### MATERIAL
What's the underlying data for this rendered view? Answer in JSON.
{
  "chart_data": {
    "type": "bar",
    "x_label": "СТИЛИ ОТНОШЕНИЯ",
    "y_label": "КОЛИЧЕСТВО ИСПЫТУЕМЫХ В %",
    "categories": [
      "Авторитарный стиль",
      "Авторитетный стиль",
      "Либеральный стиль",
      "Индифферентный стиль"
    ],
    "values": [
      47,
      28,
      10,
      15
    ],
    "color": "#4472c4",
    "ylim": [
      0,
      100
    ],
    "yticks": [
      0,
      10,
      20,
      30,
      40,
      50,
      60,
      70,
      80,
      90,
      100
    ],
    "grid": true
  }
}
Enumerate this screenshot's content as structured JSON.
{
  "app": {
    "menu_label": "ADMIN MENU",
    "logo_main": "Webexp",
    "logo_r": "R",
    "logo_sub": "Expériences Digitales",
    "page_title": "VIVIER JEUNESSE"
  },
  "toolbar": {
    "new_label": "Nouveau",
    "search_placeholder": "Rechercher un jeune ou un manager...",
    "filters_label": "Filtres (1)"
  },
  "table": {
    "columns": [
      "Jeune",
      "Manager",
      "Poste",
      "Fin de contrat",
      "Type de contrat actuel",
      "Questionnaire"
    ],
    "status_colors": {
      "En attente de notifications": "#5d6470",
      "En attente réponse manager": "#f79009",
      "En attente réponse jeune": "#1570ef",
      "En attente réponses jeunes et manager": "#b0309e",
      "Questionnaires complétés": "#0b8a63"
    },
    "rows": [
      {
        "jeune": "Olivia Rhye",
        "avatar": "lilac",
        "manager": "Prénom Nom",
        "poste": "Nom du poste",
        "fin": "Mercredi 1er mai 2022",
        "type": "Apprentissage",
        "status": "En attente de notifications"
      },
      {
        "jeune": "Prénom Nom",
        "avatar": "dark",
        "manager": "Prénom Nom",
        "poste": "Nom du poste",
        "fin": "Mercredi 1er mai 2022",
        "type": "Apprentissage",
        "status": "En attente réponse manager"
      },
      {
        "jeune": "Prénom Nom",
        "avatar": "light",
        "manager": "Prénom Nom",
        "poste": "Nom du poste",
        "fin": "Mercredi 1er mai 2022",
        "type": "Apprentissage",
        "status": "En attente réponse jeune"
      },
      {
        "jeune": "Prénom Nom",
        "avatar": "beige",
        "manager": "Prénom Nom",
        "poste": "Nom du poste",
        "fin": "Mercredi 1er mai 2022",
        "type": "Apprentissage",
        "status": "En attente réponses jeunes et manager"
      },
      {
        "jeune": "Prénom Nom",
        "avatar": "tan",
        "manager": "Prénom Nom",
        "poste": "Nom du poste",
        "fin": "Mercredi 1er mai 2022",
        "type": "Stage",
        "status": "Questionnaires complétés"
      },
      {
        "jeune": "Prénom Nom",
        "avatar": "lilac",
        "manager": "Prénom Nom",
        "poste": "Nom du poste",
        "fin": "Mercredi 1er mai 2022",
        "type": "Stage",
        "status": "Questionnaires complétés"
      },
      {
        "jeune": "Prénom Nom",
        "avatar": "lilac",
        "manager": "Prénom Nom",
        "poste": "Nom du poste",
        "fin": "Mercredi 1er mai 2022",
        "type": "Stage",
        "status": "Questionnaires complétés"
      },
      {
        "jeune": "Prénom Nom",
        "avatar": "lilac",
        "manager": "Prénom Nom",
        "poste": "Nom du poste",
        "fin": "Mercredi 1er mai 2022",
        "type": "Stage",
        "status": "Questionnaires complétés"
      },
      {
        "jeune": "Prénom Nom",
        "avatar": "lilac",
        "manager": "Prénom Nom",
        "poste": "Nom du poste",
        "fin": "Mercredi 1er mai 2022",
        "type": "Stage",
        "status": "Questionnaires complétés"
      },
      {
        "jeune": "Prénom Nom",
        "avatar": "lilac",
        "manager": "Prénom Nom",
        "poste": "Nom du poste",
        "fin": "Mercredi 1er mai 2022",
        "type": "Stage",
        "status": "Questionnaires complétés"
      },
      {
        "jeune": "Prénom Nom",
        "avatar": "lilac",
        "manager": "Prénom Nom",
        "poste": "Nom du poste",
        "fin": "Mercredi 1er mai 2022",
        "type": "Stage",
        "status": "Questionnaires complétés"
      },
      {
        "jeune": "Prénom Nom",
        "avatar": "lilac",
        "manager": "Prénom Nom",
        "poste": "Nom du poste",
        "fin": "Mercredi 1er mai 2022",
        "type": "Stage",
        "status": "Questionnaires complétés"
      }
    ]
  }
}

### EXERCISE
Print every record above exactly as written.

### TASK SOLUTION
What's the underlying data for this rendered view? Answer in JSON.
{
  "chart_data": {
    "type": "bar",
    "x_label": "СТИЛИ ОТНОШЕНИЯ",
    "y_label": "КОЛИЧЕСТВО ИСПЫТУЕМЫХ В %",
    "categories": [
      "Авторитарный стиль",
      "Авторитетный стиль",
      "Либеральный стиль",
      "Индифферентный стиль"
    ],
    "values": [
      47,
      28,
      10,
      15
    ],
    "color": "#4472c4",
    "ylim": [
      0,
      100
    ],
    "yticks": [
      0,
      10,
      20,
      30,
      40,
      50,
      60,
      70,
      80,
      90,
      100
    ],
    "grid": true
  }
}
Enumerate this screenshot's content as structured JSON.
{
  "app": {
    "menu_label": "ADMIN MENU",
    "logo_main": "Webexp",
    "logo_r": "R",
    "logo_sub": "Expériences Digitales",
    "page_title": "VIVIER JEUNESSE"
  },
  "toolbar": {
    "new_label": "Nouveau",
    "search_placeholder": "Rechercher un jeune ou un manager...",
    "filters_label": "Filtres (1)"
  },
  "table": {
    "columns": [
      "Jeune",
      "Manager",
      "Poste",
      "Fin de contrat",
      "Type de contrat actuel",
      "Questionnaire"
    ],
    "status_colors": {
      "En attente de notifications": "#5d6470",
      "En attente réponse manager": "#f79009",
      "En attente réponse jeune": "#1570ef",
      "En attente réponses jeunes et manager": "#b0309e",
      "Questionnaires complétés": "#0b8a63"
    },
    "rows": [
      {
        "jeune": "Olivia Rhye",
        "avatar": "lilac",
        "manager": "Prénom Nom",
        "poste": "Nom du poste",
        "fin": "Mercredi 1er mai 2022",
        "type": "Apprentissage",
        "status": "En attente de notifications"
      },
      {
        "jeune": "Prénom Nom",
        "avatar": "dark",
        "manager": "Prénom Nom",
        "poste": "Nom du poste",
        "fin": "Mercredi 1er mai 2022",
        "type": "Apprentissage",
        "status": "En attente réponse manager"
      },
      {
        "jeune": "Prénom Nom",
        "avatar": "light",
        "manager": "Prénom Nom",
        "poste": "Nom du poste",
        "fin": "Mercredi 1er mai 2022",
        "type": "Apprentissage",
        "status": "En attente réponse jeune"
      },
      {
        "jeune": "Prénom Nom",
        "avatar": "beige",
        "manager": "Prénom Nom",
        "poste": "Nom du poste",
        "fin": "Mercredi 1er mai 2022",
        "type": "Apprentissage",
        "status": "En attente réponses jeunes et manager"
      },
      {
        "jeune": "Prénom Nom",
        "avatar": "tan",
        "manager": "Prénom Nom",
        "poste": "Nom du poste",
        "fin": "Mercredi 1er mai 2022",
        "type": "Stage",
        "status": "Questionnaires complétés"
      },
      {
        "jeune": "Prénom Nom",
        "avatar": "lilac",
        "manager": "Prénom Nom",
        "poste": "Nom du poste",
        "fin": "Mercredi 1er mai 2022",
        "type": "Stage",
        "status": "Questionnaires complétés"
      },
      {
        "jeune": "Prénom Nom",
        "avatar": "lilac",
        "manager": "Prénom Nom",
        "poste": "Nom du poste",
        "fin": "Mercredi 1er mai 2022",
        "type": "Stage",
        "status": "Questionnaires complétés"
      },
      {
        "jeune": "Prénom Nom",
        "avatar": "lilac",
        "manager": "Prénom Nom",
        "poste": "Nom du poste",
        "fin": "Mercredi 1er mai 2022",
        "type": "Stage",
        "status": "Questionnaires complétés"
      },
      {
        "jeune": "Prénom Nom",
        "avatar": "lilac",
        "manager": "Prénom Nom",
        "poste": "Nom du poste",
        "fin": "Mercredi 1er mai 2022",
        "type": "Stage",
        "status": "Questionnaires complétés"
      },
      {
        "jeune": "Prénom Nom",
        "avatar": "lilac",
        "manager": "Prénom Nom",
        "poste": "Nom du poste",
        "fin": "Mercredi 1er mai 2022",
        "type": "Stage",
        "status": "Questionnaires complétés"
      },
      {
        "jeune": "Prénom Nom",
        "avatar": "lilac",
        "manager": "Prénom Nom",
        "poste": "Nom du poste",
        "fin": "Mercredi 1er mai 2022",
        "type": "Stage",
        "status": "Questionnaires complétés"
      },
      {
        "jeune": "Prénom Nom",
        "avatar": "lilac",
        "manager": "Prénom Nom",
        "poste": "Nom du poste",
        "fin": "Mercredi 1er mai 2022",
        "type": "Stage",
        "status": "Questionnaires complétés"
      }
    ]
  }
}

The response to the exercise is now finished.